- **PROBLEM DETAILS**:
Write out the data below word for word, starting at its first line. Stop after the line that contains "vertical-scrollbar[interactable] bbox=[874, 229, 889, 675]", and include that line.

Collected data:
## start
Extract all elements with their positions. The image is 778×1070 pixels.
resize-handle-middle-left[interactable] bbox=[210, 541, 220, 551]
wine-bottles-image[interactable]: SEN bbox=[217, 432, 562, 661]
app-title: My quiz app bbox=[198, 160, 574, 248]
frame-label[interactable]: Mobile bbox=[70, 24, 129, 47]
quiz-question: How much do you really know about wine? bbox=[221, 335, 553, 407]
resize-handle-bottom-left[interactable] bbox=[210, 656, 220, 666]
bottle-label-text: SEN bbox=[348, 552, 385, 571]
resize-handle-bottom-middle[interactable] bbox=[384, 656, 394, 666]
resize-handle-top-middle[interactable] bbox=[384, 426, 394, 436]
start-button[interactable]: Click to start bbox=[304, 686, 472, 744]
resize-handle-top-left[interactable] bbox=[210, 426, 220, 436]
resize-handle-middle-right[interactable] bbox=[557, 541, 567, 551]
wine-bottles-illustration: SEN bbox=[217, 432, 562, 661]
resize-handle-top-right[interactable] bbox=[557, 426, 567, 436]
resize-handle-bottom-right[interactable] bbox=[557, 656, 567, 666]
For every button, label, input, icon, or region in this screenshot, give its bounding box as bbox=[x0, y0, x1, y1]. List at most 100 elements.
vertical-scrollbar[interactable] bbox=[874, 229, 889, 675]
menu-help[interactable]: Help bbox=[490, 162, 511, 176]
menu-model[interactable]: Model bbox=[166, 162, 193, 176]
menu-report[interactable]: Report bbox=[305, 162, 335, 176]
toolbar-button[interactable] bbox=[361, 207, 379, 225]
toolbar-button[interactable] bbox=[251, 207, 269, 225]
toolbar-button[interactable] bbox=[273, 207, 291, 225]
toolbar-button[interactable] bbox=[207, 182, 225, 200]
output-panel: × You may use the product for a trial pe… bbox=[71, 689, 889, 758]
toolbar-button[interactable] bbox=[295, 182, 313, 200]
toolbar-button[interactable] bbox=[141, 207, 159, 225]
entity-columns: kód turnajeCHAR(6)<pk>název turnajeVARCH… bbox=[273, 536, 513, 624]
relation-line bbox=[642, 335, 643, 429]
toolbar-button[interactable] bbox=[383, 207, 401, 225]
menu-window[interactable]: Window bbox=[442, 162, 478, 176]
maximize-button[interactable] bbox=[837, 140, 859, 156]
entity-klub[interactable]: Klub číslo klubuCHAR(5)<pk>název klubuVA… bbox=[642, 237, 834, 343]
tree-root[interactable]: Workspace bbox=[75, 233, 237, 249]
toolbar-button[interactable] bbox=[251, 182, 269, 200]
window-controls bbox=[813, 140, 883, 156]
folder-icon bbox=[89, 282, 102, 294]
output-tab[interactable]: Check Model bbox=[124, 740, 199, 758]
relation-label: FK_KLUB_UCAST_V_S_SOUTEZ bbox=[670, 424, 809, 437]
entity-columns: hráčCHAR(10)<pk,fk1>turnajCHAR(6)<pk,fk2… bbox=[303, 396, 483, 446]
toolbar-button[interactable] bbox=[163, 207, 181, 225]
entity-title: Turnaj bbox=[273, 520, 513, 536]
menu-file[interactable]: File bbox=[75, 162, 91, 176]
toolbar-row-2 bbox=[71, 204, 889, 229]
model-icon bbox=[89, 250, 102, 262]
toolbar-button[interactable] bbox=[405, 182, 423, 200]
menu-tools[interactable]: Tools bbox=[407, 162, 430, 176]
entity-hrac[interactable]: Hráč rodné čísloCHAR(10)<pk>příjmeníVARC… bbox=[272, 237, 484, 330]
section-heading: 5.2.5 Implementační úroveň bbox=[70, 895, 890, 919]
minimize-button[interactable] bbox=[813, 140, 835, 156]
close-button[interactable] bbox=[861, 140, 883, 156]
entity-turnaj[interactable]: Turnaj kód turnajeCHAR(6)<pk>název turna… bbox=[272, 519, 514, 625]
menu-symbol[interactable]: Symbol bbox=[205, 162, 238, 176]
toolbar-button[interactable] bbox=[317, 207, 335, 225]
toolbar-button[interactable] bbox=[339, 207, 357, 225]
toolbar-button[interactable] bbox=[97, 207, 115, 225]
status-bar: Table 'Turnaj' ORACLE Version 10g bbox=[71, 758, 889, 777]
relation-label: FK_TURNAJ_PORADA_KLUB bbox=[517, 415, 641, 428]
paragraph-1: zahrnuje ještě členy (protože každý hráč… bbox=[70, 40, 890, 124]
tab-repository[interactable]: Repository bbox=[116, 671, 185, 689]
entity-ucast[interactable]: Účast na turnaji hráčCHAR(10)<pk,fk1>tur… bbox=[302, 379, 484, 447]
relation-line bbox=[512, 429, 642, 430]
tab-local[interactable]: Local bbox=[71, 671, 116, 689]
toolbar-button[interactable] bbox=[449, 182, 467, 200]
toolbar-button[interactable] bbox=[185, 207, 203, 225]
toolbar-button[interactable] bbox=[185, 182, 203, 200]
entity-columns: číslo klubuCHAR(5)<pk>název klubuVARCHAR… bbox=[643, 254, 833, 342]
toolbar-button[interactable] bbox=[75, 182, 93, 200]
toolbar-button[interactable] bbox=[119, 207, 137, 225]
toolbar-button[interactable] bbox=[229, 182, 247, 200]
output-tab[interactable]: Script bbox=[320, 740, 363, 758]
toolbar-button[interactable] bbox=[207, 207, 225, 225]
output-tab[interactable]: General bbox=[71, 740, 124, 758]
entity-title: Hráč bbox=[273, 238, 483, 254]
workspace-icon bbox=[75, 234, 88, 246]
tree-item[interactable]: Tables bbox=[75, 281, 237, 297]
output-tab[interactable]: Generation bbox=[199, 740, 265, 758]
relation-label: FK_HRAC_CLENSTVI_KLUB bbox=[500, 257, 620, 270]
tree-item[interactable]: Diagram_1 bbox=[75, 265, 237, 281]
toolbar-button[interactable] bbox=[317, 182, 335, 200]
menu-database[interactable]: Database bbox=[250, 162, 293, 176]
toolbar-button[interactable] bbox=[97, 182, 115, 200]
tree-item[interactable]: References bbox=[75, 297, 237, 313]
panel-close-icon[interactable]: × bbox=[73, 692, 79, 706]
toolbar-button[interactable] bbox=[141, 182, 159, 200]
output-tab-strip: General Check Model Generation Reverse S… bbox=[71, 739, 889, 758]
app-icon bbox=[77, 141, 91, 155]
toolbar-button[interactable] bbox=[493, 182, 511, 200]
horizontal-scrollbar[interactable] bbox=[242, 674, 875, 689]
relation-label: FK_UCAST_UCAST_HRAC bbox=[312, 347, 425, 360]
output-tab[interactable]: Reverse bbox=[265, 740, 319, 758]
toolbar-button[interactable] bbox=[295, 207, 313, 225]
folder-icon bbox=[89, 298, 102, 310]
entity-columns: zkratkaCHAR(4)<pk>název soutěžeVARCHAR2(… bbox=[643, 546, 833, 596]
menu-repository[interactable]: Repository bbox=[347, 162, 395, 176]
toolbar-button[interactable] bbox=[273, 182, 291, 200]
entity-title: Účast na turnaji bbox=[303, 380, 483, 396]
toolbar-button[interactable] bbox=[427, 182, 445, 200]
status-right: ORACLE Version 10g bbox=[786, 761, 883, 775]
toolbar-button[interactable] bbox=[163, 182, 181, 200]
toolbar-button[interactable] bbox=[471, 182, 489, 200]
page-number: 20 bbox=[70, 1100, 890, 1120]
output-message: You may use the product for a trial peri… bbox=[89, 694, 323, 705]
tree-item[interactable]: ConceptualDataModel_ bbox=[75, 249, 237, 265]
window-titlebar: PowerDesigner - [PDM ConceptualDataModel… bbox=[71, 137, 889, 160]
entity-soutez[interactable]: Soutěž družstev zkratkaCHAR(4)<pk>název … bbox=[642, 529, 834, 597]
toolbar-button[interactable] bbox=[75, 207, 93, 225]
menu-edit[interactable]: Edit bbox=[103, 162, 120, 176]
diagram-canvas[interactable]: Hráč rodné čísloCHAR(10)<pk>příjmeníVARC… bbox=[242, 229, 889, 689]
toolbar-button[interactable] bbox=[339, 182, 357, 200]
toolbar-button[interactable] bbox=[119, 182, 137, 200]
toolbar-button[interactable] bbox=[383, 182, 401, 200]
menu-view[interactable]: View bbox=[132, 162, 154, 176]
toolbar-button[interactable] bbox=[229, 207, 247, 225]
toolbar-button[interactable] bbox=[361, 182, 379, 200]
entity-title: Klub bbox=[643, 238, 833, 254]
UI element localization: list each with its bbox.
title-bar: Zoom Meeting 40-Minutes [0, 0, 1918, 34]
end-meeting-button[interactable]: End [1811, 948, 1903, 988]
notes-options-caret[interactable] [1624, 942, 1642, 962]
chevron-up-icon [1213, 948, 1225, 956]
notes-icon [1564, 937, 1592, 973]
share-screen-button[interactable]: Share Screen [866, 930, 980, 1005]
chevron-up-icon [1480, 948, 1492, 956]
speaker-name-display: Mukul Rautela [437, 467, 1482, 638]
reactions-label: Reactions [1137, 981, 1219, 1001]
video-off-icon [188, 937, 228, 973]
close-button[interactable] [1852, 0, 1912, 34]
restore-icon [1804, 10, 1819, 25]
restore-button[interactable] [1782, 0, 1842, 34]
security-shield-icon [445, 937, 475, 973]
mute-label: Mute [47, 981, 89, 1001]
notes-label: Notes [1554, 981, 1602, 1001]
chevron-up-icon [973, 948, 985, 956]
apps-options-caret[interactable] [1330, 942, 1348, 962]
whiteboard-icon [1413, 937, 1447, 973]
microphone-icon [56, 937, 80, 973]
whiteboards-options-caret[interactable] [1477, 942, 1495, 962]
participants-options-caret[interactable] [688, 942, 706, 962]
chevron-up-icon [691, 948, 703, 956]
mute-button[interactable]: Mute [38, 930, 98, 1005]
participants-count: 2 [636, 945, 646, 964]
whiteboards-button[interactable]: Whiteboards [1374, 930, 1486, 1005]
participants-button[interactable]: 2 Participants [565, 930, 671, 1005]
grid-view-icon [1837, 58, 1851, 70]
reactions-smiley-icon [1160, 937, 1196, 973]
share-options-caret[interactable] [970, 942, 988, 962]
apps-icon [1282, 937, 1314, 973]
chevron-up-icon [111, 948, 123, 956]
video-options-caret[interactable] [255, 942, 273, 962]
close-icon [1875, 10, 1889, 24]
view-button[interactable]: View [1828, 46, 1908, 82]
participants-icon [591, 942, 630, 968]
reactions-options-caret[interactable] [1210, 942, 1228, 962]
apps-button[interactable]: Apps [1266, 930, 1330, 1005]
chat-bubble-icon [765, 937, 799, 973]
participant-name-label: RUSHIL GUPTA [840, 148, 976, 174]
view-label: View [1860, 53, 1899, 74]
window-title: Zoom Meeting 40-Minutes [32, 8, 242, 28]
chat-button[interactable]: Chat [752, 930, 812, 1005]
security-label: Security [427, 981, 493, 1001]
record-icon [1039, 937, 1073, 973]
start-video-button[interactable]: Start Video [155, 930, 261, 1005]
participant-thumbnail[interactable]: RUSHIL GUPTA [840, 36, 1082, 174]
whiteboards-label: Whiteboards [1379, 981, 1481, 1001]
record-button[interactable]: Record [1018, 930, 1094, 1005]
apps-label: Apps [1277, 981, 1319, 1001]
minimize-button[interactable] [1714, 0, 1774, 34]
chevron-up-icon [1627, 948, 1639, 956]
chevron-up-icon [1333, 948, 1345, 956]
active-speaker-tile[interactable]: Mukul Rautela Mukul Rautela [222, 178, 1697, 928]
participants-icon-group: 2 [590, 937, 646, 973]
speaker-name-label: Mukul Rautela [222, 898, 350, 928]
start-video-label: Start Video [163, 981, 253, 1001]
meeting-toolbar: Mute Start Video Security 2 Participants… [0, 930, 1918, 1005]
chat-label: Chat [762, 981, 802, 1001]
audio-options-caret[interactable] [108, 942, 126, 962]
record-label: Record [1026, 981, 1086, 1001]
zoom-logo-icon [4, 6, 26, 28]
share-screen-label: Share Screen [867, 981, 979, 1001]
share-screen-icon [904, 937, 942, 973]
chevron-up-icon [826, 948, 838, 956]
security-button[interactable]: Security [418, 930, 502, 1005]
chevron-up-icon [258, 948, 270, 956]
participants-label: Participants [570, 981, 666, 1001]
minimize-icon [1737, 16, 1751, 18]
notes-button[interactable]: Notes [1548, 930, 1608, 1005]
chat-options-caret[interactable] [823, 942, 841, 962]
## end
- **COMPLETE OUTPUT**:
Extract all elements with their positions. The image is 778×1070 pixels.
resize-handle-middle-left[interactable] bbox=[210, 541, 220, 551]
wine-bottles-image[interactable]: SEN bbox=[217, 432, 562, 661]
app-title: My quiz app bbox=[198, 160, 574, 248]
frame-label[interactable]: Mobile bbox=[70, 24, 129, 47]
quiz-question: How much do you really know about wine? bbox=[221, 335, 553, 407]
resize-handle-bottom-left[interactable] bbox=[210, 656, 220, 666]
bottle-label-text: SEN bbox=[348, 552, 385, 571]
resize-handle-bottom-middle[interactable] bbox=[384, 656, 394, 666]
resize-handle-top-middle[interactable] bbox=[384, 426, 394, 436]
start-button[interactable]: Click to start bbox=[304, 686, 472, 744]
resize-handle-top-left[interactable] bbox=[210, 426, 220, 436]
resize-handle-middle-right[interactable] bbox=[557, 541, 567, 551]
wine-bottles-illustration: SEN bbox=[217, 432, 562, 661]
resize-handle-top-right[interactable] bbox=[557, 426, 567, 436]
resize-handle-bottom-right[interactable] bbox=[557, 656, 567, 666]
For every button, label, input, icon, or region in this screenshot, give its bounding box as bbox=[x0, y0, x1, y1]. List at most 100 elements.
vertical-scrollbar[interactable] bbox=[874, 229, 889, 675]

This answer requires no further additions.